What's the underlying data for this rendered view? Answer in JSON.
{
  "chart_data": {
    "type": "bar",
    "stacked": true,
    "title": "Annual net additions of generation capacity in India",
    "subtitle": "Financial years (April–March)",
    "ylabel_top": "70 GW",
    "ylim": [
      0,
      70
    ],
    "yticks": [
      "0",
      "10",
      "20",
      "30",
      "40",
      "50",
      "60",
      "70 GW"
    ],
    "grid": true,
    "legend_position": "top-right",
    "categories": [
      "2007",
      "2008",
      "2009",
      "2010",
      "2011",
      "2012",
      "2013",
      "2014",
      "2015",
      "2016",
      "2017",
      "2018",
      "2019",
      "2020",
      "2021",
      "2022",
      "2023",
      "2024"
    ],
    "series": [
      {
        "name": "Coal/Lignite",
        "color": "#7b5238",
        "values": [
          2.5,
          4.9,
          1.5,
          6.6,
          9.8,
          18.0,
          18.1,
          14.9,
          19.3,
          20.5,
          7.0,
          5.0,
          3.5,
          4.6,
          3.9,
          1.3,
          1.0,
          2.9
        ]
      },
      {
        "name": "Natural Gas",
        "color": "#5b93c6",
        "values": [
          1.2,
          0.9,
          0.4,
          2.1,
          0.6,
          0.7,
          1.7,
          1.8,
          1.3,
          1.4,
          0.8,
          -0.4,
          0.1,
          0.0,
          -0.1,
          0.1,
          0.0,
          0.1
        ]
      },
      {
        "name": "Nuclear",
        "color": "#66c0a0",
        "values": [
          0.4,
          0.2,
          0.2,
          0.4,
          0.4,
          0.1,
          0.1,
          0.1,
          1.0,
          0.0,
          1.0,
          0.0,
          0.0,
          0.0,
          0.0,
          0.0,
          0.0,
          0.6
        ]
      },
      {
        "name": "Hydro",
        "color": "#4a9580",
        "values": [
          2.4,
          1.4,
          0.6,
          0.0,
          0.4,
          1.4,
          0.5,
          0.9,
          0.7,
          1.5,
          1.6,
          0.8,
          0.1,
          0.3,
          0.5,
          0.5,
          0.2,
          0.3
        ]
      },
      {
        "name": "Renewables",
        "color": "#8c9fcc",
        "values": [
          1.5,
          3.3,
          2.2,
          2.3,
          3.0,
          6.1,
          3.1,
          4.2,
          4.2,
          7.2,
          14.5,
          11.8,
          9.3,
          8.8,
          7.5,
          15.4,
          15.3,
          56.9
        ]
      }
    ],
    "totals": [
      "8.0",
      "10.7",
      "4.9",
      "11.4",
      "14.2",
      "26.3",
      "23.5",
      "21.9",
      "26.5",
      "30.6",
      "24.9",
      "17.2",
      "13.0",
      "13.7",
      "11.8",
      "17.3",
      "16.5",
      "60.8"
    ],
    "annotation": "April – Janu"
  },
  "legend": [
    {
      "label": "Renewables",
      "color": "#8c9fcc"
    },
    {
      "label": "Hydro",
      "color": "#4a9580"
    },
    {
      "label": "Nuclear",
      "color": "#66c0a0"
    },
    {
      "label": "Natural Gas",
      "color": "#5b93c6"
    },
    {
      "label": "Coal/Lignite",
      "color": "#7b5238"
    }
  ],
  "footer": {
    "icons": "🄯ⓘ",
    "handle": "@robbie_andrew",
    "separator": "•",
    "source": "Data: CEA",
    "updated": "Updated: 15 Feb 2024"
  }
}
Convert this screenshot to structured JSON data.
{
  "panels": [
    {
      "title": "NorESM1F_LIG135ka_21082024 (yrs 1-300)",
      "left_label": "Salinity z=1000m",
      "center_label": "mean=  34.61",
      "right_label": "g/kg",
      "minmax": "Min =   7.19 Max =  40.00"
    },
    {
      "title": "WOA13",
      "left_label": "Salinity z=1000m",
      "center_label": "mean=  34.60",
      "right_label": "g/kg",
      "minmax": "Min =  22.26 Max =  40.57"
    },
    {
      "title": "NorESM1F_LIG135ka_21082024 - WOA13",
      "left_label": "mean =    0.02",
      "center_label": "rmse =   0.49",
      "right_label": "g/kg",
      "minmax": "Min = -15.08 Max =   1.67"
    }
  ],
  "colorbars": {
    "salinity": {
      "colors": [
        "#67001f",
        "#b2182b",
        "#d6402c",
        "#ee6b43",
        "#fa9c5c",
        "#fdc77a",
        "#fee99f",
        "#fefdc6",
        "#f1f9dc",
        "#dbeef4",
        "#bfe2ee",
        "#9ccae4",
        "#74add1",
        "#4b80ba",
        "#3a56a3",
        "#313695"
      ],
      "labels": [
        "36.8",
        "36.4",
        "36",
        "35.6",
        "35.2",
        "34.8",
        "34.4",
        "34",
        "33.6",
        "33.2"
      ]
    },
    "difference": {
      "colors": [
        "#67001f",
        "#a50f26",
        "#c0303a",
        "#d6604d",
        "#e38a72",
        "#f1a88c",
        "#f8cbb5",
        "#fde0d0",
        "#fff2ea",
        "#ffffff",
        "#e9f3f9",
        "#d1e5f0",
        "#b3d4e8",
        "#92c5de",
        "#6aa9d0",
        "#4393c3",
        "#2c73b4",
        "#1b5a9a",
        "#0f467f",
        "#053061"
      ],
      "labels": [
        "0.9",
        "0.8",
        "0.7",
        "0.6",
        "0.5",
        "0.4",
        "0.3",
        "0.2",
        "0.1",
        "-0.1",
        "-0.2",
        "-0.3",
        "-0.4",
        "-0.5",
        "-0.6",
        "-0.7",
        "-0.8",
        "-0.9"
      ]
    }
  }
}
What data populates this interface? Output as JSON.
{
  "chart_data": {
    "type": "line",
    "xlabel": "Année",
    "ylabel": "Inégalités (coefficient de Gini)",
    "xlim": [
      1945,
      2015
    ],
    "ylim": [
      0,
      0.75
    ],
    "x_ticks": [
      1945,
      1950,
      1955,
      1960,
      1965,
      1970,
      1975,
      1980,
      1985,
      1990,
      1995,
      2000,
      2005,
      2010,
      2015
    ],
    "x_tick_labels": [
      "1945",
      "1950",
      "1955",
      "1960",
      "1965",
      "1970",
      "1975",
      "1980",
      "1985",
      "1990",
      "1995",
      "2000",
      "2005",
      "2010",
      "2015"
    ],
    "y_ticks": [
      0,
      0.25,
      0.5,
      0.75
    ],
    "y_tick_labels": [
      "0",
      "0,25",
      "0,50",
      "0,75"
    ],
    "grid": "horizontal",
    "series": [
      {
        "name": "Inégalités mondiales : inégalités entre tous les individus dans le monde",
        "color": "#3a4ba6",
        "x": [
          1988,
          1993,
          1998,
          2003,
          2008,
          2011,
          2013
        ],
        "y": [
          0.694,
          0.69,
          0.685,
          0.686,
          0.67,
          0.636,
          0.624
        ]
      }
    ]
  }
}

+ + +

:: CHALLENGE ::
Find the word "this" in the material, then list each line that holds it.

:: SOLUTION BELOW ::
What's the underlying data for this rendered view? Answer in JSON.
Convert this screenshot to structured JSON data.
What data populates this interface? Output as JSON.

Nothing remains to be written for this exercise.